=== Given task ===
Report every line from the material that contains the word "HEAD".

=== Provided information ===
☆ ☆ ☆ ☆

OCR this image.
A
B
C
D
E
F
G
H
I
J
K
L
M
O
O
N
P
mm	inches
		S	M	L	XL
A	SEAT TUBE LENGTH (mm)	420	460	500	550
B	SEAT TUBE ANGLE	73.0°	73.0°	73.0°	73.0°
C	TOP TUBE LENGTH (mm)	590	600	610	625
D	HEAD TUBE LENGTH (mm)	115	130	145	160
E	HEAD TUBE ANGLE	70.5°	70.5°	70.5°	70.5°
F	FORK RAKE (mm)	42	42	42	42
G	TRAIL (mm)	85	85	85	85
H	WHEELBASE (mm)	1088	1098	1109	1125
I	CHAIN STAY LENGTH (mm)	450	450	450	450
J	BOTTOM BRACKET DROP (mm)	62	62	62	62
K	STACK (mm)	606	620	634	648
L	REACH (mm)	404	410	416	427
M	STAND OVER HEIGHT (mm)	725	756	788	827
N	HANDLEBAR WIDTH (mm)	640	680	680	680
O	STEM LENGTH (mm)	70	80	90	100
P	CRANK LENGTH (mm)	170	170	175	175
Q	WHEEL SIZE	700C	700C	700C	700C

☆ ☆ ☆ ☆

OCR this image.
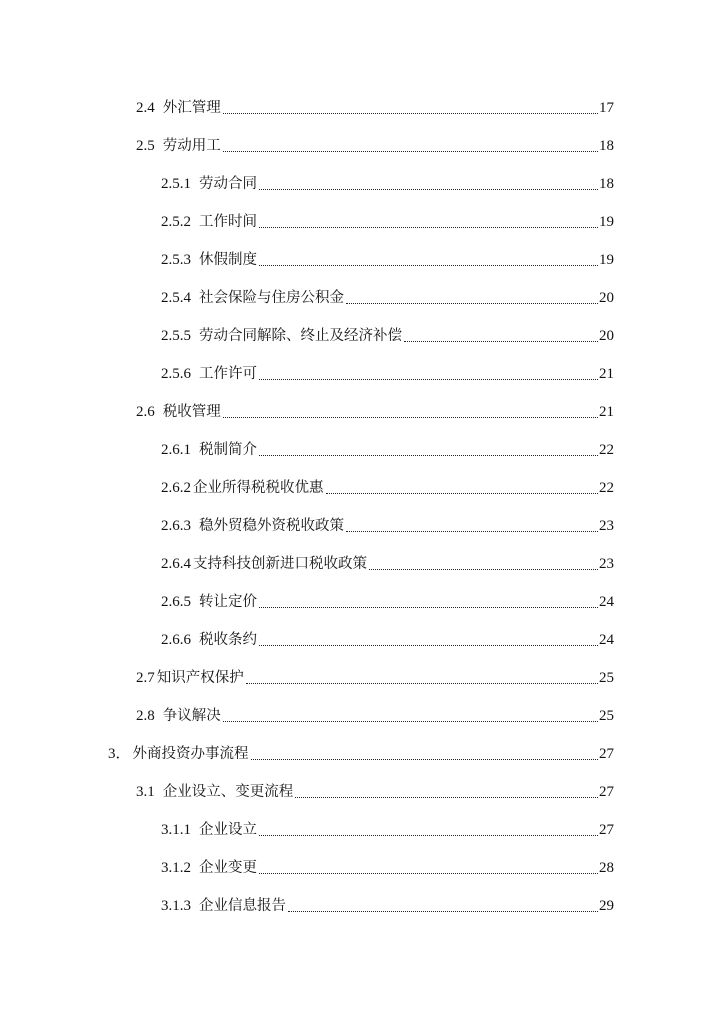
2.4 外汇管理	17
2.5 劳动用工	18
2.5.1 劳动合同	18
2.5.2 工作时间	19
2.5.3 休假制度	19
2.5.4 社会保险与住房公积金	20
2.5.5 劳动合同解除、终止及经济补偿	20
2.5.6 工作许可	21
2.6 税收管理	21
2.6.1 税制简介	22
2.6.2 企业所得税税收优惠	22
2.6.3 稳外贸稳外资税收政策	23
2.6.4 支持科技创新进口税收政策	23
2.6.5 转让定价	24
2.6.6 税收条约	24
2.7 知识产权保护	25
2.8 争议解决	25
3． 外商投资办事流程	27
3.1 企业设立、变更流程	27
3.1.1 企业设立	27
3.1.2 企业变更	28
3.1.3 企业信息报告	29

☆ ☆ ☆ ☆

=== Response to the exercise ===
D	HEAD TUBE LENGTH (mm)	115	130	145	160
E	HEAD TUBE ANGLE	70.5°	70.5°	70.5°	70.5°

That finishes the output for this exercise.